:: Records for this task ::

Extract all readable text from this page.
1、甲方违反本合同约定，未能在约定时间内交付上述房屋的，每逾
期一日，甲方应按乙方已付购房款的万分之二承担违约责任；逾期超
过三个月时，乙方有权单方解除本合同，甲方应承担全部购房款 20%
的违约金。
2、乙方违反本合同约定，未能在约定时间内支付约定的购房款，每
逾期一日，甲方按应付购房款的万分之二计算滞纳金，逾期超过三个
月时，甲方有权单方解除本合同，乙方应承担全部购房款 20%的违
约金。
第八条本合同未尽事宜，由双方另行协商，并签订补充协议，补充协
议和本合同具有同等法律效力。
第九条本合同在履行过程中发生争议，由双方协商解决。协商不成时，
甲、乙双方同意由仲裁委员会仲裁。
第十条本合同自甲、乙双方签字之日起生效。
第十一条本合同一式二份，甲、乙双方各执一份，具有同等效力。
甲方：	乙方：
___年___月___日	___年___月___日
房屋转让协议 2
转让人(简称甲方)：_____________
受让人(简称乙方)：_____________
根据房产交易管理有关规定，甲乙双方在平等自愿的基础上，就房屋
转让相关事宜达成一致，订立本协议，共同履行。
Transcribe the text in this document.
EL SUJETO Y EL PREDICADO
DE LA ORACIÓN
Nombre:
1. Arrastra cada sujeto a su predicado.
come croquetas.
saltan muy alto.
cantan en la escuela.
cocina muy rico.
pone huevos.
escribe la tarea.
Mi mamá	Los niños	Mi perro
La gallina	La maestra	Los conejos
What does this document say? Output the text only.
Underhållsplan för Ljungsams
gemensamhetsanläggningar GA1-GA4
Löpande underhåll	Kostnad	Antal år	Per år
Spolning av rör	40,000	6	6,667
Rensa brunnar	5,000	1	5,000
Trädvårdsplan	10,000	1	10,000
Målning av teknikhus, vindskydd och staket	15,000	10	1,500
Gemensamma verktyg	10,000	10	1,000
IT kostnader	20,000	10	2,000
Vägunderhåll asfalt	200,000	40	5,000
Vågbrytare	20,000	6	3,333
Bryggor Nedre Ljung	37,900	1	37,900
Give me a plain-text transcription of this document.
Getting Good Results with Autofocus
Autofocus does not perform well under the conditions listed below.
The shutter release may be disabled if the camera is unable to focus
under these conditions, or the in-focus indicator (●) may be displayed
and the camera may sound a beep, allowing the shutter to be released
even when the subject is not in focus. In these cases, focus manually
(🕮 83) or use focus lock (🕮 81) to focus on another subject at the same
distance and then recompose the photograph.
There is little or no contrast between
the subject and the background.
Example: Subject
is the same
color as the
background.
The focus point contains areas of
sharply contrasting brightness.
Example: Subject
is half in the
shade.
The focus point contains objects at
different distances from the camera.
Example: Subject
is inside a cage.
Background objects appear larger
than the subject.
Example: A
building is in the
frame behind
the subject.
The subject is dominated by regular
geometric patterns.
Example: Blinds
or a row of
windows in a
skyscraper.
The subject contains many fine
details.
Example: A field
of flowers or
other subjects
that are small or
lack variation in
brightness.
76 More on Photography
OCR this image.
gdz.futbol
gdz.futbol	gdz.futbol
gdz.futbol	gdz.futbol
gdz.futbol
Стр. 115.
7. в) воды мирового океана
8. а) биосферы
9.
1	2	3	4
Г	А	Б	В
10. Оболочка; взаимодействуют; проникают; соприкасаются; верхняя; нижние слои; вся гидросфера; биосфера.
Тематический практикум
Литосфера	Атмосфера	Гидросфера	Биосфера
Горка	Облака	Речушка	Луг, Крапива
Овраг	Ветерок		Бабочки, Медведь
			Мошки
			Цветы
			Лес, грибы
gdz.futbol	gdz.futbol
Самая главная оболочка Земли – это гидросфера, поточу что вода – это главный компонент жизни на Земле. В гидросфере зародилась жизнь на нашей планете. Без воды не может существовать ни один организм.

:::

Write out all the entries exactly.

**Task answer:**
Extract all readable text from this page.
1、甲方违反本合同约定，未能在约定时间内交付上述房屋的，每逾
期一日，甲方应按乙方已付购房款的万分之二承担违约责任；逾期超
过三个月时，乙方有权单方解除本合同，甲方应承担全部购房款 20%
的违约金。
2、乙方违反本合同约定，未能在约定时间内支付约定的购房款，每
逾期一日，甲方按应付购房款的万分之二计算滞纳金，逾期超过三个
月时，甲方有权单方解除本合同，乙方应承担全部购房款 20%的违
约金。
第八条本合同未尽事宜，由双方另行协商，并签订补充协议，补充协
议和本合同具有同等法律效力。
第九条本合同在履行过程中发生争议，由双方协商解决。协商不成时，
甲、乙双方同意由仲裁委员会仲裁。
第十条本合同自甲、乙双方签字之日起生效。
第十一条本合同一式二份，甲、乙双方各执一份，具有同等效力。
甲方：	乙方：
___年___月___日	___年___月___日
房屋转让协议 2
转让人(简称甲方)：_____________
受让人(简称乙方)：_____________
根据房产交易管理有关规定，甲乙双方在平等自愿的基础上，就房屋
转让相关事宜达成一致，订立本协议，共同履行。
Transcribe the text in this document.
EL SUJETO Y EL PREDICADO
DE LA ORACIÓN
Nombre:
1. Arrastra cada sujeto a su predicado.
come croquetas.
saltan muy alto.
cantan en la escuela.
cocina muy rico.
pone huevos.
escribe la tarea.
Mi mamá	Los niños	Mi perro
La gallina	La maestra	Los conejos
What does this document say? Output the text only.
Underhållsplan för Ljungsams
gemensamhetsanläggningar GA1-GA4
Löpande underhåll	Kostnad	Antal år	Per år
Spolning av rör	40,000	6	6,667
Rensa brunnar	5,000	1	5,000
Trädvårdsplan	10,000	1	10,000
Målning av teknikhus, vindskydd och staket	15,000	10	1,500
Gemensamma verktyg	10,000	10	1,000
IT kostnader	20,000	10	2,000
Vägunderhåll asfalt	200,000	40	5,000
Vågbrytare	20,000	6	3,333
Bryggor Nedre Ljung	37,900	1	37,900
Give me a plain-text transcription of this document.
Getting Good Results with Autofocus
Autofocus does not perform well under the conditions listed below.
The shutter release may be disabled if the camera is unable to focus
under these conditions, or the in-focus indicator (●) may be displayed
and the camera may sound a beep, allowing the shutter to be released
even when the subject is not in focus. In these cases, focus manually
(🕮 83) or use focus lock (🕮 81) to focus on another subject at the same
distance and then recompose the photograph.
There is little or no contrast between
the subject and the background.
Example: Subject
is the same
color as the
background.
The focus point contains areas of
sharply contrasting brightness.
Example: Subject
is half in the
shade.
The focus point contains objects at
different distances from the camera.
Example: Subject
is inside a cage.
Background objects appear larger
than the subject.
Example: A
building is in the
frame behind
the subject.
The subject is dominated by regular
geometric patterns.
Example: Blinds
or a row of
windows in a
skyscraper.
The subject contains many fine
details.
Example: A field
of flowers or
other subjects
that are small or
lack variation in
brightness.
76 More on Photography
OCR this image.
gdz.futbol
gdz.futbol	gdz.futbol
gdz.futbol	gdz.futbol
gdz.futbol
Стр. 115.
7. в) воды мирового океана
8. а) биосферы
9.
1	2	3	4
Г	А	Б	В
10. Оболочка; взаимодействуют; проникают; соприкасаются; верхняя; нижние слои; вся гидросфера; биосфера.
Тематический практикум
Литосфера	Атмосфера	Гидросфера	Биосфера
Горка	Облака	Речушка	Луг, Крапива
Овраг	Ветерок		Бабочки, Медведь
			Мошки
			Цветы
			Лес, грибы
gdz.futbol	gdz.futbol
Самая главная оболочка Земли – это гидросфера, поточу что вода – это главный компонент жизни на Земле. В гидросфере зародилась жизнь на нашей планете. Без воды не может существовать ни один организм.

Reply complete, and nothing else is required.